◆ **WHAT IS EXPECTED**
Draw out every line with the word "referenciadas" from the listing below.

◆ **LISTED RECORDS**
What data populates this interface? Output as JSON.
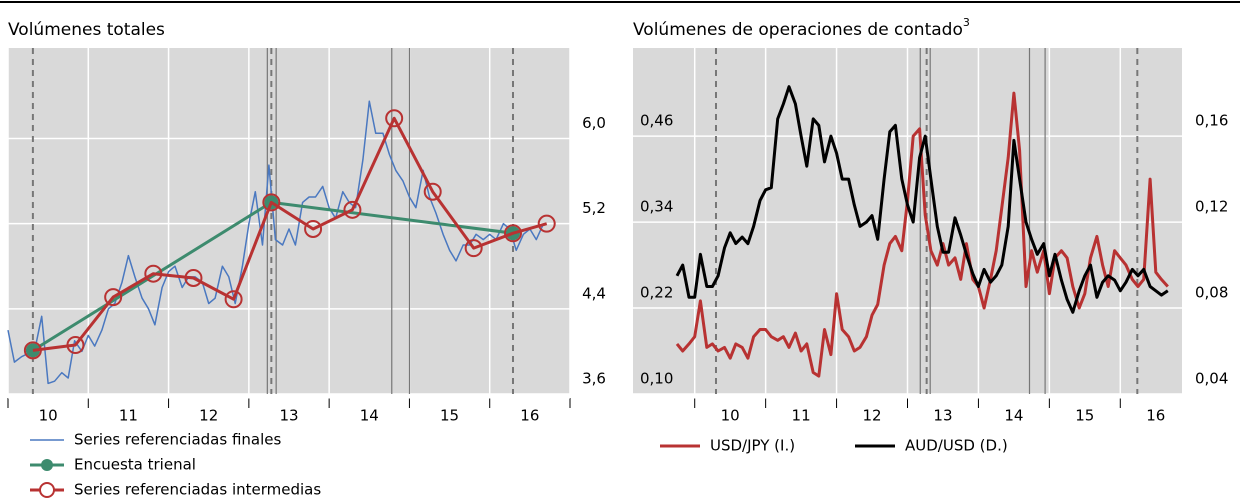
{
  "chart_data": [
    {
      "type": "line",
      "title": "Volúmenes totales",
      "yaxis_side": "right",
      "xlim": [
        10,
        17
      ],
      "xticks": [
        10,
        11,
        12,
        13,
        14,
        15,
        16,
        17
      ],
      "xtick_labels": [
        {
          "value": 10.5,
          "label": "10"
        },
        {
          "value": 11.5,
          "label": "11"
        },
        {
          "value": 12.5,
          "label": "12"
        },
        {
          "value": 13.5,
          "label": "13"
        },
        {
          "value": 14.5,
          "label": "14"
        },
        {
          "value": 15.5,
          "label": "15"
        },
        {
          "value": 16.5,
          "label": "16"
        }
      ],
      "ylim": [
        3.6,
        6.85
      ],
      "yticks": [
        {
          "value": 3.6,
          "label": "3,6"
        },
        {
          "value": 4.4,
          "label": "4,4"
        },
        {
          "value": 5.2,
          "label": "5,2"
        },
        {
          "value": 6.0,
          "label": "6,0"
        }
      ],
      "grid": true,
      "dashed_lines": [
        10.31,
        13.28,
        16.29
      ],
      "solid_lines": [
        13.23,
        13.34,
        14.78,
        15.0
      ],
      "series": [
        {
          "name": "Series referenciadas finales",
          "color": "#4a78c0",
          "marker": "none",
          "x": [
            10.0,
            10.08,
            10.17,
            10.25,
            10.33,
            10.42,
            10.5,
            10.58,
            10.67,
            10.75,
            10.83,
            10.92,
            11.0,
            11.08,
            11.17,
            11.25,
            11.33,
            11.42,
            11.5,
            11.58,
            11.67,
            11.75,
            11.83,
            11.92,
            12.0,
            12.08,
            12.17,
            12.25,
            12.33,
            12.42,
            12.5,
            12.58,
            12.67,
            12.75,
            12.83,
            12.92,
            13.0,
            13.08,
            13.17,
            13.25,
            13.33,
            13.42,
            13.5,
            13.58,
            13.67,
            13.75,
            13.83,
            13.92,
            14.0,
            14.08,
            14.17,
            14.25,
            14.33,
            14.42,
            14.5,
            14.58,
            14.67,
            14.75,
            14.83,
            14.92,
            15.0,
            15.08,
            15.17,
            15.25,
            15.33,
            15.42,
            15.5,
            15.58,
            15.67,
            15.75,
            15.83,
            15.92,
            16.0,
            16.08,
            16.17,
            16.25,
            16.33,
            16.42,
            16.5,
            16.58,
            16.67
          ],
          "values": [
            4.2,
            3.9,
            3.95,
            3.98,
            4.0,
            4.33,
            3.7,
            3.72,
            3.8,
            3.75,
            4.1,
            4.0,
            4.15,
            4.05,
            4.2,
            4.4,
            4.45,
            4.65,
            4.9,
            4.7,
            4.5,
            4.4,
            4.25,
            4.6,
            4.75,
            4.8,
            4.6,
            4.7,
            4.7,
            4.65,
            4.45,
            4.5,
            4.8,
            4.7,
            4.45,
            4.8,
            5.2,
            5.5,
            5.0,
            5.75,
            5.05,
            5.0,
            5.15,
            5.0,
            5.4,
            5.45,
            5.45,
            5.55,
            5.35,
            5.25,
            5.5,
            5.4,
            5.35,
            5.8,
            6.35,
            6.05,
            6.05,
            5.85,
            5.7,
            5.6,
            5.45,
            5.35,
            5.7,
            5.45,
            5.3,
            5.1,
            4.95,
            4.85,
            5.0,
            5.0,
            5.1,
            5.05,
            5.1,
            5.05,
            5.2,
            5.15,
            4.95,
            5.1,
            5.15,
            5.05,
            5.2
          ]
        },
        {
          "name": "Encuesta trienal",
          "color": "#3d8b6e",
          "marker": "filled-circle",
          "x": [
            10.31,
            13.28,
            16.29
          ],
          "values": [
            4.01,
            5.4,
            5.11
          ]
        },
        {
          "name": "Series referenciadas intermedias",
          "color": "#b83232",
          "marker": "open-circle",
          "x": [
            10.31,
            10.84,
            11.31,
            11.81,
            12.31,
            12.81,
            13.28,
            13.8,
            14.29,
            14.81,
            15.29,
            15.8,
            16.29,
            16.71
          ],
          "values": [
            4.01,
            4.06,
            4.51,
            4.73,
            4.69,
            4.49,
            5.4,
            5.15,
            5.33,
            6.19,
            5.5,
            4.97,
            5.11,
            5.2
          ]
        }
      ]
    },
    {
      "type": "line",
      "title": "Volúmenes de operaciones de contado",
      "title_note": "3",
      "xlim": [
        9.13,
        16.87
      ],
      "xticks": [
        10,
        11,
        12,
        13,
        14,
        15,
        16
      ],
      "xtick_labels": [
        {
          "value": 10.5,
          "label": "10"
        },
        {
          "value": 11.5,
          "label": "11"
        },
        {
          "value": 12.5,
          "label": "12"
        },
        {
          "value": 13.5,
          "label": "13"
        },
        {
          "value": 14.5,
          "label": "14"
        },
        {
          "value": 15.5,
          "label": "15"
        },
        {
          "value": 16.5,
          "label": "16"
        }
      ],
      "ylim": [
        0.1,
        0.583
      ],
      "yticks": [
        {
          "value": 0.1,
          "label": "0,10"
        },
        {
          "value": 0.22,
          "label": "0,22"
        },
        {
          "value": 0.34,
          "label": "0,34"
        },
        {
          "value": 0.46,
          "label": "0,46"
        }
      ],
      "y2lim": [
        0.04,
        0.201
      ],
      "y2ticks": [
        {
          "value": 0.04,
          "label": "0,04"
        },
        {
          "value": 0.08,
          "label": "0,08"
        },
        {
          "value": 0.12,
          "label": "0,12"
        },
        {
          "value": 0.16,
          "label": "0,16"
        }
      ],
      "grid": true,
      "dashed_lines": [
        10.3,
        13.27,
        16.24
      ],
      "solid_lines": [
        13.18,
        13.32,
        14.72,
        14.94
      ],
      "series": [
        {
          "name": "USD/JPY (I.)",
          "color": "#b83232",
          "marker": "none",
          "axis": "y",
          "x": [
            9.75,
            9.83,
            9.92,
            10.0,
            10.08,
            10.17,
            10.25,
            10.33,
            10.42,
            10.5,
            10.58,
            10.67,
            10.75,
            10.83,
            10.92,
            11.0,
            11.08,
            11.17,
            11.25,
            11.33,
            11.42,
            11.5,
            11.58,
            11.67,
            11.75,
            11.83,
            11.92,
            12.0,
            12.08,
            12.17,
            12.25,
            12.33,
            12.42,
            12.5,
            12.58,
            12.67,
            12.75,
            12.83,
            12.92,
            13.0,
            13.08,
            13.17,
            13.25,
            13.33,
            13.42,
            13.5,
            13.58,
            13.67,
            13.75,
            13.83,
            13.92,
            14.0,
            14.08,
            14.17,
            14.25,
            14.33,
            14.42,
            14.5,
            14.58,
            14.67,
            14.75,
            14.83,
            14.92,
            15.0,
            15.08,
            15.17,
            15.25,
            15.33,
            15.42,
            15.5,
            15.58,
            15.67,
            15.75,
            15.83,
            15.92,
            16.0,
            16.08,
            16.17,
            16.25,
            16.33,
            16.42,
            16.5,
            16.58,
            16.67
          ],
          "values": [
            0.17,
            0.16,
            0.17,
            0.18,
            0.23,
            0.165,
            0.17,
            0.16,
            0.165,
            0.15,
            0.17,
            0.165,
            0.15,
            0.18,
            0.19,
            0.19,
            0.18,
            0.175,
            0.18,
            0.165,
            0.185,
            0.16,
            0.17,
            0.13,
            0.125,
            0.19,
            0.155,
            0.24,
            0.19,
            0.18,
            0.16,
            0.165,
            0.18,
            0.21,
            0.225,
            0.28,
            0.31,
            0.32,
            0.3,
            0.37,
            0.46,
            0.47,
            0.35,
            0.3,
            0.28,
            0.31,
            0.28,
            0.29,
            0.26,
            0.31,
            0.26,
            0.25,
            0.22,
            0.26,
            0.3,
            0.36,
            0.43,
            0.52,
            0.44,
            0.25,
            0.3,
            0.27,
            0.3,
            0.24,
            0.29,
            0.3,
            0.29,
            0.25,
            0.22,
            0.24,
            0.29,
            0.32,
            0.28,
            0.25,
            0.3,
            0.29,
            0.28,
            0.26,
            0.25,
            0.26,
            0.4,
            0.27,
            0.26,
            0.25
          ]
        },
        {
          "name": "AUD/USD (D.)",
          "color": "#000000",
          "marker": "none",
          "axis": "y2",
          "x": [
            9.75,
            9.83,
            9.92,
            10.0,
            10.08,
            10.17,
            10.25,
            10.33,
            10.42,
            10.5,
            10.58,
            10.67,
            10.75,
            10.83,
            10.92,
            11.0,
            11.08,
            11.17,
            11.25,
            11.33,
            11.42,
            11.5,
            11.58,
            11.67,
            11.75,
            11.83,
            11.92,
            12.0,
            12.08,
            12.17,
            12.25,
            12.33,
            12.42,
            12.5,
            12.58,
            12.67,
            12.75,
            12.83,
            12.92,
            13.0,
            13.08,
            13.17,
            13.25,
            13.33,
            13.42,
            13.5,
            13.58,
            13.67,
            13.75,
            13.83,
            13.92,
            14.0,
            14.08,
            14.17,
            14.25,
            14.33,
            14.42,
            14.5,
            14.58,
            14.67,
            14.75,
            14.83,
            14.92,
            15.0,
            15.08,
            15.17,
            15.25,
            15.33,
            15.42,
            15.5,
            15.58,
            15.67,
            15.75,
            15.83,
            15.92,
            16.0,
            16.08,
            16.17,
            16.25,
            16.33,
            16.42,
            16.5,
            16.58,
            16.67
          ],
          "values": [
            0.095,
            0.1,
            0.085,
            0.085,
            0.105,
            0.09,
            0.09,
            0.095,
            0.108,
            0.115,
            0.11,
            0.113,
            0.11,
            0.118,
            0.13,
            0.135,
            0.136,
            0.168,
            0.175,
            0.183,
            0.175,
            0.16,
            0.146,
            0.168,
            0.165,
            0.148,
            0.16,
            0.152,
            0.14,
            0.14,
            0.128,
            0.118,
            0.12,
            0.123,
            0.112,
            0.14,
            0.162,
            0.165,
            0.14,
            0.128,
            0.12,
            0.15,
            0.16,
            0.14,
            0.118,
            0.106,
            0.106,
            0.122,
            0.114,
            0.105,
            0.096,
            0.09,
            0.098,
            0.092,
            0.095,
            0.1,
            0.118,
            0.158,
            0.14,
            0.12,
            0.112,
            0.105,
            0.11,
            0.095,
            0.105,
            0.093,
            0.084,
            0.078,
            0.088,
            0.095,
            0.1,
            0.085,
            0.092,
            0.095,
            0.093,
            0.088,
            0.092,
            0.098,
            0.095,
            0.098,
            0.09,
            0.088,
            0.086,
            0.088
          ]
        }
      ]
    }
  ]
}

◆ **EXPECTED ANSWER**
          "name": "Series referenciadas finales",
          "name": "Series referenciadas intermedias",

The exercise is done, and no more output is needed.